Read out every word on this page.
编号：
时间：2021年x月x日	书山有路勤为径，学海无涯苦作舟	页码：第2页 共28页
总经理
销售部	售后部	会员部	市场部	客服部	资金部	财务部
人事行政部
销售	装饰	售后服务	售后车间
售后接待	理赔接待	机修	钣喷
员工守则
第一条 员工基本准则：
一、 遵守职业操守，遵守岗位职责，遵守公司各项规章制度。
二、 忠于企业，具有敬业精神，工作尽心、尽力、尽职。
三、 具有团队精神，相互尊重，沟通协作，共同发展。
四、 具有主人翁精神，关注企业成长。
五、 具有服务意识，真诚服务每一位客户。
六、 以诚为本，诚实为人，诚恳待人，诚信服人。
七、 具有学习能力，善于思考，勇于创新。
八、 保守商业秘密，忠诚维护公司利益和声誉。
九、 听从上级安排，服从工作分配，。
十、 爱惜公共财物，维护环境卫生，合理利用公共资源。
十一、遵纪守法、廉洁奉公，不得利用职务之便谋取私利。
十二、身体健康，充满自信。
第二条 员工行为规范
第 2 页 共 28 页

= = =

Write the material out exactly, with nothing left out.

→ COMPLETE ANSWER:
Read out every word on this page.
编号：
时间：2021年x月x日	书山有路勤为径，学海无涯苦作舟	页码：第2页 共28页
总经理
销售部	售后部	会员部	市场部	客服部	资金部	财务部
人事行政部
销售	装饰	售后服务	售后车间
售后接待	理赔接待	机修	钣喷
员工守则
第一条 员工基本准则：
一、 遵守职业操守，遵守岗位职责，遵守公司各项规章制度。
二、 忠于企业，具有敬业精神，工作尽心、尽力、尽职。
三、 具有团队精神，相互尊重，沟通协作，共同发展。
四、 具有主人翁精神，关注企业成长。
五、 具有服务意识，真诚服务每一位客户。
六、 以诚为本，诚实为人，诚恳待人，诚信服人。
七、 具有学习能力，善于思考，勇于创新。
八、 保守商业秘密，忠诚维护公司利益和声誉。
九、 听从上级安排，服从工作分配，。
十、 爱惜公共财物，维护环境卫生，合理利用公共资源。
十一、遵纪守法、廉洁奉公，不得利用职务之便谋取私利。
十二、身体健康，充满自信。
第二条 员工行为规范
第 2 页 共 28 页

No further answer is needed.